AIM: Make an exact copy of the listing below.

PROVIDED RECORDS:
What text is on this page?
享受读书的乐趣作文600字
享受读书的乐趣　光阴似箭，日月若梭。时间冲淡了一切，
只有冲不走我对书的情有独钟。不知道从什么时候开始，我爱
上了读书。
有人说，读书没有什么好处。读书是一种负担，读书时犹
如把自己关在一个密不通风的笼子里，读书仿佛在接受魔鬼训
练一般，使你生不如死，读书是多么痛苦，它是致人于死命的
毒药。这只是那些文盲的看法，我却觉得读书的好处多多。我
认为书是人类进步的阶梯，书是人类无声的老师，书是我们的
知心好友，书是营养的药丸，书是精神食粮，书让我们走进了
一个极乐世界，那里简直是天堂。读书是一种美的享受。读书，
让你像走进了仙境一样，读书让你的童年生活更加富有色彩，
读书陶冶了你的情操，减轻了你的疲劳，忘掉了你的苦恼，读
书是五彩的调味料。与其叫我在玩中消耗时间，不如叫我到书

ANSWER TO THIS EXERCISE:
What text is on this page?
享受读书的乐趣作文600字
享受读书的乐趣　光阴似箭，日月若梭。时间冲淡了一切，
只有冲不走我对书的情有独钟。不知道从什么时候开始，我爱
上了读书。
有人说，读书没有什么好处。读书是一种负担，读书时犹
如把自己关在一个密不通风的笼子里，读书仿佛在接受魔鬼训
练一般，使你生不如死，读书是多么痛苦，它是致人于死命的
毒药。这只是那些文盲的看法，我却觉得读书的好处多多。我
认为书是人类进步的阶梯，书是人类无声的老师，书是我们的
知心好友，书是营养的药丸，书是精神食粮，书让我们走进了
一个极乐世界，那里简直是天堂。读书是一种美的享受。读书，
让你像走进了仙境一样，读书让你的童年生活更加富有色彩，
读书陶冶了你的情操，减轻了你的疲劳，忘掉了你的苦恼，读
书是五彩的调味料。与其叫我在玩中消耗时间，不如叫我到书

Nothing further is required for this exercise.